_TASK:_ Transcribe the data that follows precisely, omitting nothing.

_PROVIDED DATA:_
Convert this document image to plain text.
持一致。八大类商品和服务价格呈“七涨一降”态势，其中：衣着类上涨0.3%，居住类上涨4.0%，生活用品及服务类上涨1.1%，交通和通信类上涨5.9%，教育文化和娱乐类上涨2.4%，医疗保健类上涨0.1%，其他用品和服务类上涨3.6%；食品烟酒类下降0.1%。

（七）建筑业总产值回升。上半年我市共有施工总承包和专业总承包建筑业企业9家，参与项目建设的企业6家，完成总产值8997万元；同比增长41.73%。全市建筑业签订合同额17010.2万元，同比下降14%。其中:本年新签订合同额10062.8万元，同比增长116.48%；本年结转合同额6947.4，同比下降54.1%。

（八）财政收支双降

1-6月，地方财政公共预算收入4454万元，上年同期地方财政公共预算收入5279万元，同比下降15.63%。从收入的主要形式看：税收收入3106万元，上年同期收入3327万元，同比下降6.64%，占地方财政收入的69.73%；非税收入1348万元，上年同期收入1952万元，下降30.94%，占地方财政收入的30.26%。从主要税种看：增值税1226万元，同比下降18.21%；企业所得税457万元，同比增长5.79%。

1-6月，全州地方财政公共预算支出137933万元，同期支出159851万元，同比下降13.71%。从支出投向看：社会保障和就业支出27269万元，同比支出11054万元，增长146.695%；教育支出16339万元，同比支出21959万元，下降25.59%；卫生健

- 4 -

_EXERCISE RESULT:_
Convert this document image to plain text.
持一致。八大类商品和服务价格呈“七涨一降”态势，其中：衣着类上涨0.3%，居住类上涨4.0%，生活用品及服务类上涨1.1%，交通和通信类上涨5.9%，教育文化和娱乐类上涨2.4%，医疗保健类上涨0.1%，其他用品和服务类上涨3.6%；食品烟酒类下降0.1%。

（七）建筑业总产值回升。上半年我市共有施工总承包和专业总承包建筑业企业9家，参与项目建设的企业6家，完成总产值8997万元；同比增长41.73%。全市建筑业签订合同额17010.2万元，同比下降14%。其中:本年新签订合同额10062.8万元，同比增长116.48%；本年结转合同额6947.4，同比下降54.1%。

（八）财政收支双降

1-6月，地方财政公共预算收入4454万元，上年同期地方财政公共预算收入5279万元，同比下降15.63%。从收入的主要形式看：税收收入3106万元，上年同期收入3327万元，同比下降6.64%，占地方财政收入的69.73%；非税收入1348万元，上年同期收入1952万元，下降30.94%，占地方财政收入的30.26%。从主要税种看：增值税1226万元，同比下降18.21%；企业所得税457万元，同比增长5.79%。

1-6月，全州地方财政公共预算支出137933万元，同期支出159851万元，同比下降13.71%。从支出投向看：社会保障和就业支出27269万元，同比支出11054万元，增长146.695%；教育支出16339万元，同比支出21959万元，下降25.59%；卫生健

- 4 -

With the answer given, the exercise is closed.